■ Task requirements: Extract each line where the string "spiralTest" shows up.

■ Provided entries:
## begin
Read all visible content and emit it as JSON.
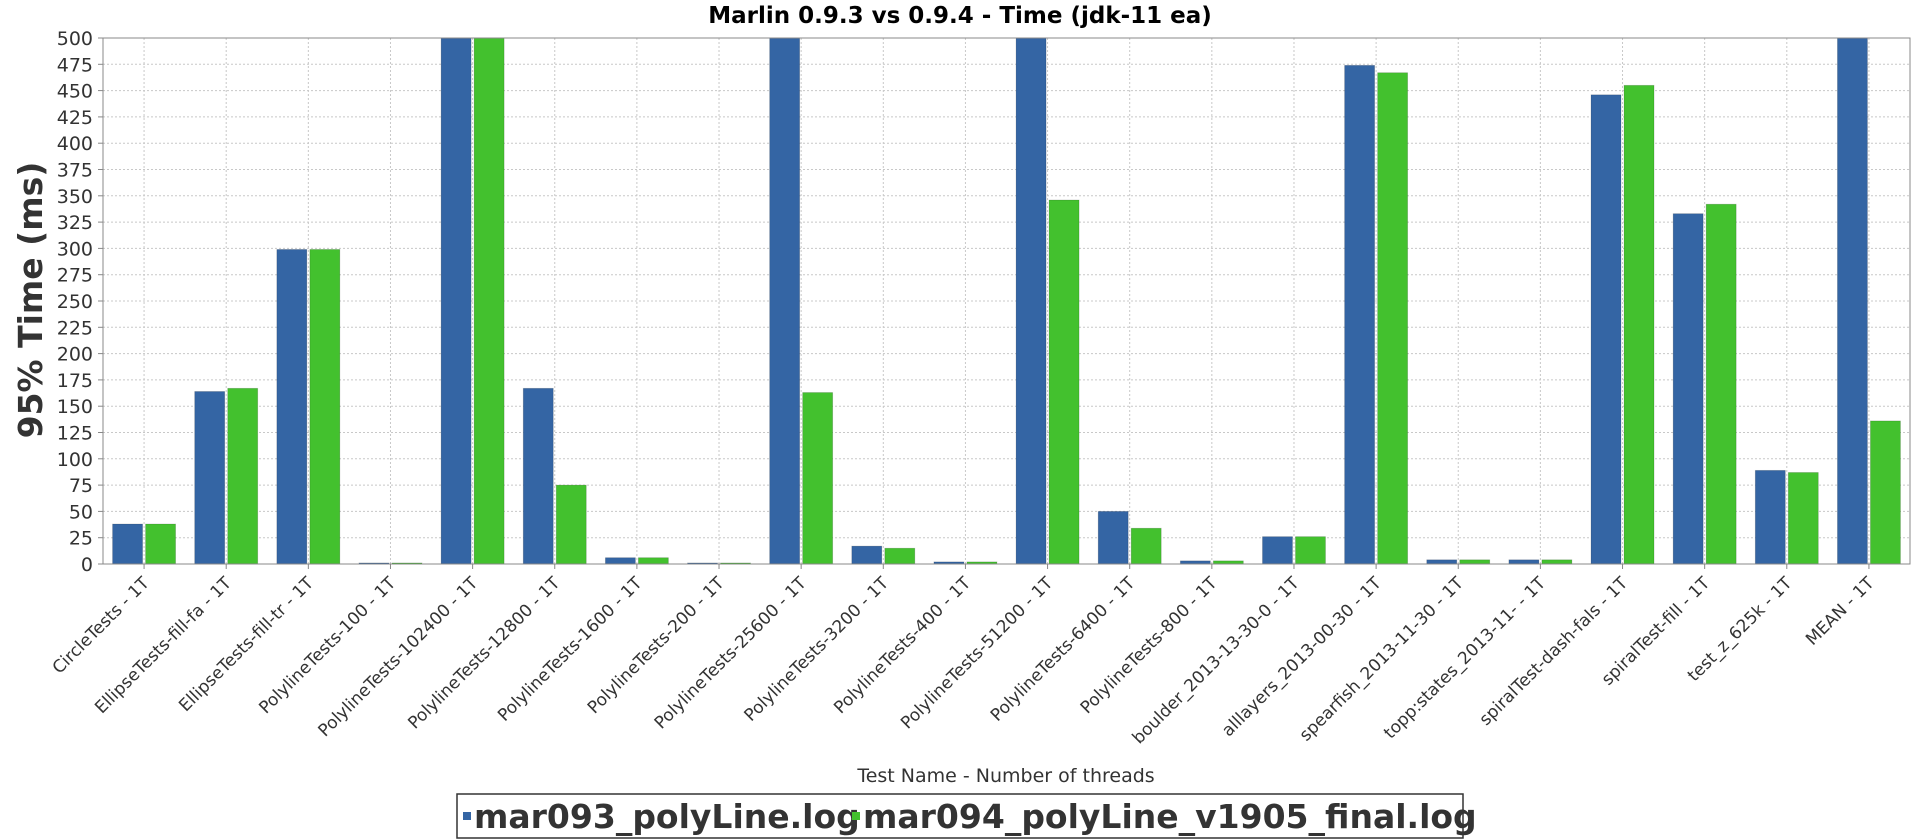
{
  "chart_data": {
    "type": "bar",
    "title": "Marlin 0.9.3 vs 0.9.4 - Time (jdk-11 ea)",
    "xlabel": "Test Name - Number of threads",
    "ylabel": "95% Time (ms)",
    "ylim": [
      0,
      500
    ],
    "yticks": [
      0,
      25,
      50,
      75,
      100,
      125,
      150,
      175,
      200,
      225,
      250,
      275,
      300,
      325,
      350,
      375,
      400,
      425,
      450,
      475,
      500
    ],
    "grid": true,
    "legend_position": "bottom",
    "categories": [
      "CircleTests - 1T",
      "EllipseTests-fill-fa - 1T",
      "EllipseTests-fill-tr - 1T",
      "PolylineTests-100 - 1T",
      "PolylineTests-102400 - 1T",
      "PolylineTests-12800 - 1T",
      "PolylineTests-1600 - 1T",
      "PolylineTests-200 - 1T",
      "PolylineTests-25600 - 1T",
      "PolylineTests-3200 - 1T",
      "PolylineTests-400 - 1T",
      "PolylineTests-51200 - 1T",
      "PolylineTests-6400 - 1T",
      "PolylineTests-800 - 1T",
      "boulder_2013-13-30-0 - 1T",
      "alllayers_2013-00-30 - 1T",
      "spearfish_2013-11-30 - 1T",
      "topp:states_2013-11- - 1T",
      "spiralTest-dash-fals - 1T",
      "spiralTest-fill - 1T",
      "test_z_625k - 1T",
      "MEAN - 1T"
    ],
    "series": [
      {
        "name": "mar093_polyLine.log",
        "color": "#3465a4",
        "values": [
          38,
          164,
          299,
          1,
          500,
          167,
          6,
          1,
          500,
          17,
          2,
          500,
          50,
          3,
          26,
          474,
          4,
          4,
          446,
          333,
          89,
          500
        ]
      },
      {
        "name": "mar094_polyLine_v1905_final.log",
        "color": "#43c12e",
        "values": [
          38,
          167,
          299,
          1,
          500,
          75,
          6,
          1,
          163,
          15,
          2,
          346,
          34,
          3,
          26,
          467,
          4,
          4,
          455,
          342,
          87,
          136
        ]
      }
    ]
  }
}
## end
■ Correct output:
      "spiralTest-dash-fals - 1T",
      "spiralTest-fill - 1T",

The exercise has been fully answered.